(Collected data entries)
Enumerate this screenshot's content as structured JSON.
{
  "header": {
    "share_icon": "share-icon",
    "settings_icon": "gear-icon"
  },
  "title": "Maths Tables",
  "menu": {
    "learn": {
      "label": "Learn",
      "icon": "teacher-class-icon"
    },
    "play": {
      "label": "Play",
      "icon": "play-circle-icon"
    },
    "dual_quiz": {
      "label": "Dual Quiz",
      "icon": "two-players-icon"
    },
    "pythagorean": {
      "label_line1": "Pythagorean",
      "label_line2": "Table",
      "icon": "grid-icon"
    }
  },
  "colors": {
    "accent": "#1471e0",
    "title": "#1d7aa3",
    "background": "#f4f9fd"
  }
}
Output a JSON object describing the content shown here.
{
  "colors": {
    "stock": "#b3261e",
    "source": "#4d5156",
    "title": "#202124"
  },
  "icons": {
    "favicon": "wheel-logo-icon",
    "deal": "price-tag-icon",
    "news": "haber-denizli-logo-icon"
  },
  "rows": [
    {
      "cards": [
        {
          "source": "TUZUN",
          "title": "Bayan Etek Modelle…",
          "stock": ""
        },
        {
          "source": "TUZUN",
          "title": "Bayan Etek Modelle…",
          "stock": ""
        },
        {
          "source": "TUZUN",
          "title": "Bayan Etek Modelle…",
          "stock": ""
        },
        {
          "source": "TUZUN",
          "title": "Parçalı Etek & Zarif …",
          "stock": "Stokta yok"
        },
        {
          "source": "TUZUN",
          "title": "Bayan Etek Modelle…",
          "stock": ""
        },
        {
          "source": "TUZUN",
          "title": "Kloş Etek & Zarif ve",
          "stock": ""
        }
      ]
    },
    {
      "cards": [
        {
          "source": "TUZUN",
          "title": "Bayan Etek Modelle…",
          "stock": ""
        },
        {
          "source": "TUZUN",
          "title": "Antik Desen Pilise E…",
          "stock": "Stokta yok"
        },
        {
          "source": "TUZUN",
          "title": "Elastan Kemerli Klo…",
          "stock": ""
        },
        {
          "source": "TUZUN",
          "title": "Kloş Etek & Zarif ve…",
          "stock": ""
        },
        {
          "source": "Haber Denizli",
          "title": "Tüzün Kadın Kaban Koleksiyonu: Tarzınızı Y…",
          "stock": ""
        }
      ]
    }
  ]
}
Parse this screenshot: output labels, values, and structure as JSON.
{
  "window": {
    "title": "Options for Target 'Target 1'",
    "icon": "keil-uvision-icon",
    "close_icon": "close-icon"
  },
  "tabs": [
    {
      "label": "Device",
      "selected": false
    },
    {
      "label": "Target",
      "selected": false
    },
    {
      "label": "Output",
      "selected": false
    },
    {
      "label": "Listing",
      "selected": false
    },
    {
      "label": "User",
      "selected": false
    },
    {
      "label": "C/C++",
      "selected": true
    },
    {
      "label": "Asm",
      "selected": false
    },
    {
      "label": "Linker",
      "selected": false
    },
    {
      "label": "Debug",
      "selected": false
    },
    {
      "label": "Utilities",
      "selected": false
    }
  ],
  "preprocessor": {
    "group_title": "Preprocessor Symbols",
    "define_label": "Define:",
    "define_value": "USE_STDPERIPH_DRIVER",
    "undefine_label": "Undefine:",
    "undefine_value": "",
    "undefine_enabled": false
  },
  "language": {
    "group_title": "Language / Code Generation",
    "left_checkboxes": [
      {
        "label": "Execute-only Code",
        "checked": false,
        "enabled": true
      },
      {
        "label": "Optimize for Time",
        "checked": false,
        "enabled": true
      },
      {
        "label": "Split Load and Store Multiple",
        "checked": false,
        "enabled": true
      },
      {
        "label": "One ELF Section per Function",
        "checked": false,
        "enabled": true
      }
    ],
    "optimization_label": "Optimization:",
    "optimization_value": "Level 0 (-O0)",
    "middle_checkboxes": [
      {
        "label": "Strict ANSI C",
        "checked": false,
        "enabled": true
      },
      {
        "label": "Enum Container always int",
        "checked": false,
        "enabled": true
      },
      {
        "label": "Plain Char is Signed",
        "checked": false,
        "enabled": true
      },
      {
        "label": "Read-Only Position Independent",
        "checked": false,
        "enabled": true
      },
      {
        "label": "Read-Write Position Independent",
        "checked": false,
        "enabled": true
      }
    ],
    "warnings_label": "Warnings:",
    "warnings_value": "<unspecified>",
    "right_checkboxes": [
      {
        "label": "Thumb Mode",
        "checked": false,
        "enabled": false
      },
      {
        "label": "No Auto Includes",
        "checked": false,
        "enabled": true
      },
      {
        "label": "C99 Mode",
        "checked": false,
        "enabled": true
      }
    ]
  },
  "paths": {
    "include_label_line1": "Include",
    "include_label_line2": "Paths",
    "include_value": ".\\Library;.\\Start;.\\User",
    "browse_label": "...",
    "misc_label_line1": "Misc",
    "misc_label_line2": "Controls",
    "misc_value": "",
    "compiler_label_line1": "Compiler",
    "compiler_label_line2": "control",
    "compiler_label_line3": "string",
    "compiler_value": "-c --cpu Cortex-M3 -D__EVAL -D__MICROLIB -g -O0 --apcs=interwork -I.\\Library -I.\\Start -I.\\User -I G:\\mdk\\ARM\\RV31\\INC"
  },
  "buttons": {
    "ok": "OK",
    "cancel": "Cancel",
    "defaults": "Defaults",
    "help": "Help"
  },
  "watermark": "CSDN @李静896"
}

## WHAT YOU HAVE TO DO
From the listing above, copy every line that holds the string "Target".

## SOLUTION FOR THIS EXERCISE
    "title": "Options for Target 'Target 1'",
      "label": "Target",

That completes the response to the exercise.